Data entries
^^^^

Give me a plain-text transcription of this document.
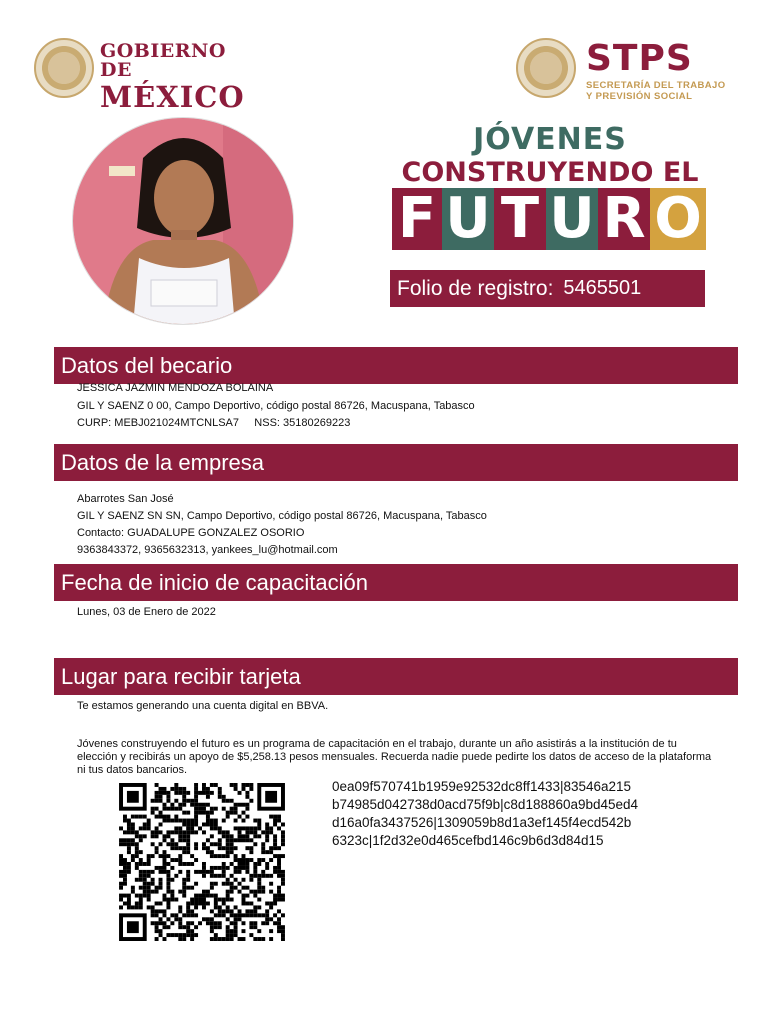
GOBIERNO DE
MÉXICO
STPS
SECRETARÍA DEL TRABAJO
Y PREVISIÓN SOCIAL
JÓVENES
CONSTRUYENDO EL
F U T U R O
Folio de registro: 5465501
Datos del becario
JESSICA JAZMIN MENDOZA BOLAINA
GIL Y SAENZ 0 00, Campo Deportivo, código postal 86726, Macuspana, Tabasco
CURP: MEBJ021024MTCNLSA7     NSS: 35180269223
Datos de la empresa
Abarrotes San José
GIL Y SAENZ SN SN, Campo Deportivo, código postal 86726, Macuspana, Tabasco
Contacto: GUADALUPE GONZALEZ OSORIO
9363843372, 9365632313, yankees_lu@hotmail.com
Fecha de inicio de capacitación
Lunes, 03 de Enero de 2022
Lugar para recibir tarjeta
Te estamos generando una cuenta digital en BBVA.
Jóvenes construyendo el futuro es un programa de capacitación en el trabajo, durante un año asistirás a la institución de tu elección y recibirás un apoyo de $5,258.13 pesos mensuales. Recuerda nadie puede pedirte los datos de acceso de la plataforma ni tus datos bancarios.
0ea09f570741b1959e92532dc8ff1433|83546a215
b74985d042738d0acd75f9b|c8d188860a9bd45ed4
d16a0fa3437526|1309059b8d1a3ef145f4ecd542b
6323c|1f2d32e0d465cefbd146c9b6d3d84d15
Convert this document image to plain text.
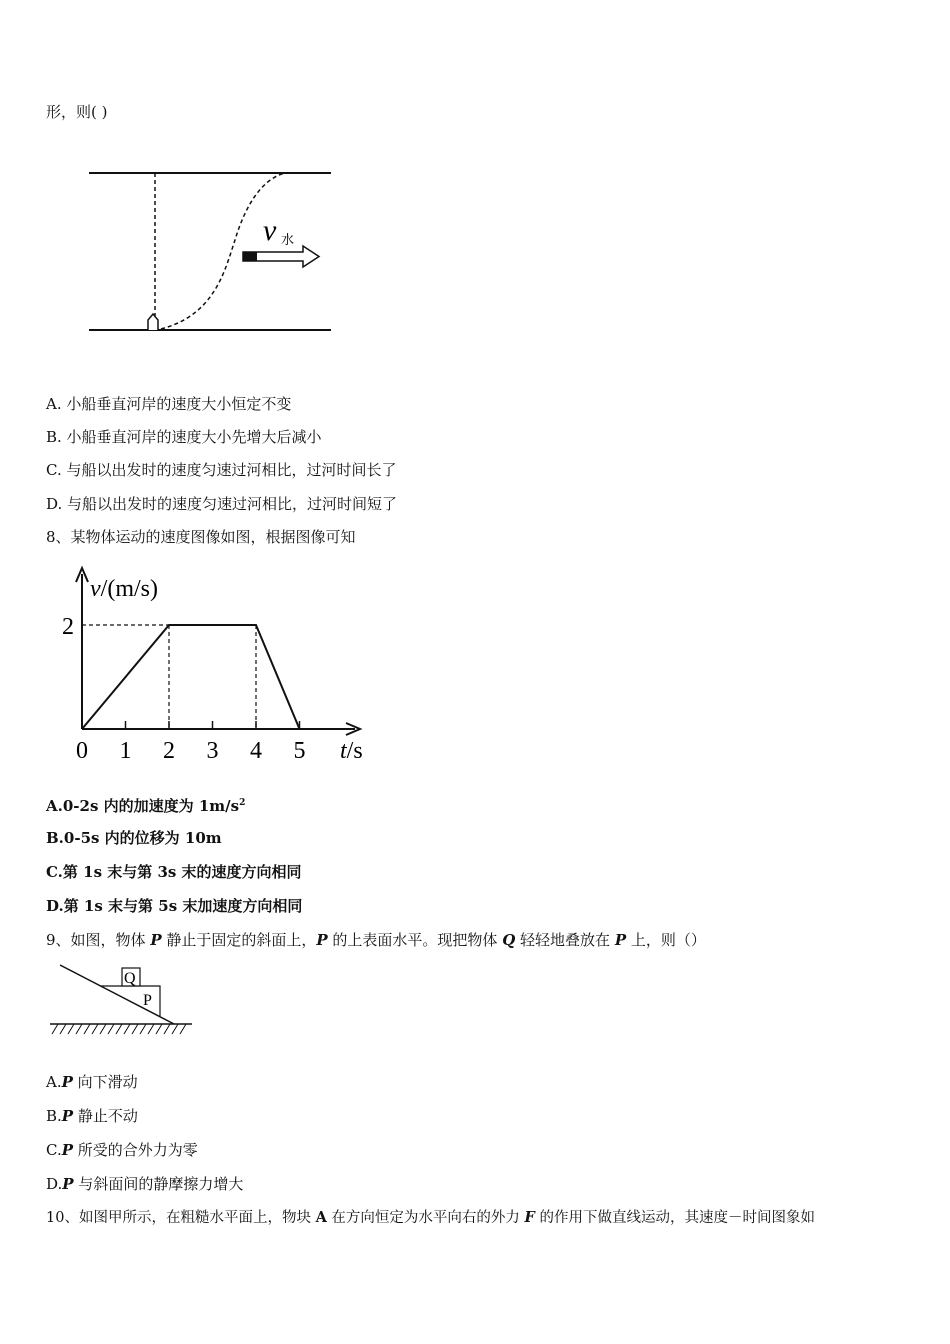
形，则( )
v 水
A. 小船垂直河岸的速度大小恒定不变
B. 小船垂直河岸的速度大小先增大后减小
C. 与船以出发时的速度匀速过河相比，过河时间长了
D. 与船以出发时的速度匀速过河相比，过河时间短了
8、某物体运动的速度图像如图，根据图像可知
v/(m/s)
t/s
0 1 2 3 4 5
2
A.0-2s 内的加速度为 $1m/s^2$
B.0-5s 内的位移为 10m
C.第 1s 末与第 3s 末的速度方向相同
D.第 1s 末与第 5s 末加速度方向相同
9、如图，物体 P 静止于固定的斜面上，P 的上表面水平。现把物体 Q 轻轻地叠放在 P 上，则（）
Q
P
A.P 向下滑动
B.P 静止不动
C.P 所受的合外力为零
D.P 与斜面间的静摩擦力增大
10、如图甲所示，在粗糙水平面上，物块 A 在方向恒定为水平向右的外力 F 的作用下做直线运动，其速度－时间图象如
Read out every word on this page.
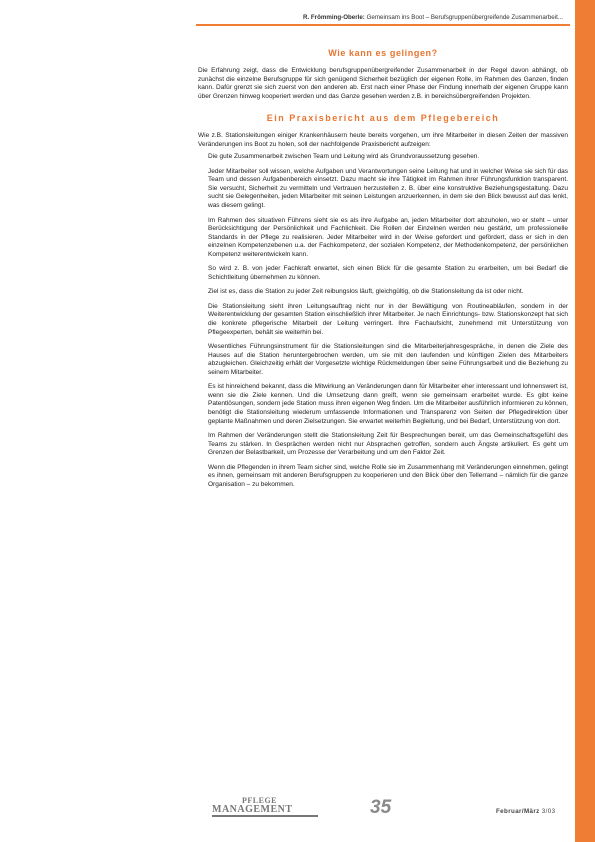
R. Frömming-Oberle: Gemeinsam ins Boot – Berufsgruppenübergreifende Zusammenarbeit...
Wie kann es gelingen?

Die Erfahrung zeigt, dass die Entwicklung berufsgruppenübergreifender Zusammenarbeit in der Regel davon abhängt, ob zunächst die einzelne Berufsgruppe für sich genügend Sicherheit bezüglich der eigenen Rolle, im Rahmen des Ganzen, finden kann. Dafür grenzt sie sich zuerst von den anderen ab. Erst nach einer Phase der Findung innerhalb der eigenen Gruppe kann über Grenzen hinweg kooperiert werden und das Ganze gesehen werden z.B. in bereichsübergreifenden Projekten.

Ein Praxisbericht aus dem Pflegebereich

Wie z.B. Stationsleitungen einiger Krankenhäusern heute bereits vorgehen, um ihre Mitarbeiter in diesen Zeiten der massiven Veränderungen ins Boot zu holen, soll der nachfolgende Praxisbericht aufzeigen:

Die gute Zusammenarbeit zwischen Team und Leitung wird als Grundvoraussetzung gesehen.

Jeder Mitarbeiter soll wissen, welche Aufgaben und Verantwortungen seine Leitung hat und in welcher Weise sie sich für das Team und dessen Aufgabenbereich einsetzt. Dazu macht sie ihre Tätigkeit im Rahmen ihrer Führungsfunktion transparent. Sie versucht, Sicherheit zu vermitteln und Vertrauen herzustellen z. B. über eine konstruktive Beziehungsgestaltung. Dazu sucht sie Gelegenheiten, jeden Mitarbeiter mit seinen Leistungen anzuerkennen, in dem sie den Blick bewusst auf das lenkt, was diesem gelingt.

Im Rahmen des situativen Führens sieht sie es als ihre Aufgabe an, jeden Mitarbeiter dort abzuholen, wo er steht – unter Berücksichtigung der Persönlichkeit und Fachlichkeit. Die Rollen der Einzelnen werden neu gestärkt, um professionelle Standards in der Pflege zu realisieren. Jeder Mitarbeiter wird in der Weise gefordert und gefördert, dass er sich in den einzelnen Kompetenzebenen u.a. der Fachkompetenz, der sozialen Kompetenz, der Methodenkompetenz, der persönlichen Kompetenz weiterentwickeln kann.

So wird z. B. von jeder Fachkraft erwartet, sich einen Blick für die gesamte Station zu erarbeiten, um bei Bedarf die Schichtleitung übernehmen zu können.

Ziel ist es, dass die Station zu jeder Zeit reibungslos läuft, gleichgültig, ob die Stationsleitung da ist oder nicht.

Die Stationsleitung sieht ihren Leitungsauftrag nicht nur in der Bewältigung von Routineabläufen, sondern in der Weiterentwicklung der gesamten Station einschließlich ihrer Mitarbeiter. Je nach Einrichtungs- bzw. Stationskonzept hat sich die konkrete pflegerische Mitarbeit der Leitung verringert. Ihre Fachaufsicht, zunehmend mit Unterstützung von Pflegeexperten, behält sie weiterhin bei.

Wesentliches Führungsinstrument für die Stationsleitungen sind die Mitarbeiterjahresgespräche, in denen die Ziele des Hauses auf die Station heruntergebrochen werden, um sie mit den laufenden und künftigen Zielen des Mitarbeiters abzugleichen. Gleichzeitig erhält der Vorgesetzte wichtige Rückmeldungen über seine Führungsarbeit und die Beziehung zu seinem Mitarbeiter.

Es ist hinreichend bekannt, dass die Mitwirkung an Veränderungen dann für Mitarbeiter eher interessant und lohnenswert ist, wenn sie die Ziele kennen. Und die Umsetzung dann greift, wenn sie gemeinsam erarbeitet wurde. Es gibt keine Patentlösungen, sondern jede Station muss ihren eigenen Weg finden. Um die Mitarbeiter ausführlich informieren zu können, benötigt die Stationsleitung wiederum umfassende Informationen und Transparenz von Seiten der Pflegedirektion über geplante Maßnahmen und deren Zielsetzungen. Sie erwartet weiterhin Begleitung, und bei Bedarf, Unterstützung von dort.

Im Rahmen der Veränderungen stellt die Stationsleitung Zeit für Besprechungen bereit, um das Gemeinschaftsgefühl des Teams zu stärken. In Gesprächen werden nicht nur Absprachen getroffen, sondern auch Ängste artikuliert. Es geht um Grenzen der Belastbarkeit, um Prozesse der Verarbeitung und um den Faktor Zeit.

Wenn die Pflegenden in ihrem Team sicher sind, welche Rolle sie im Zusammenhang mit Veränderungen einnehmen, gelingt es ihnen, gemeinsam mit anderen Berufsgruppen zu kooperieren und den Blick über den Tellerrand – nämlich für die ganze Organisation – zu bekommen.

PFLEGE
MANAGEMENT	35	Februar/März 3/03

^^^^

#### The task
Pull out all lines containing the word "plain" from the entries above.

#### Answer to the exercise
Give me a plain-text transcription of this document.
Convert this document image to plain text.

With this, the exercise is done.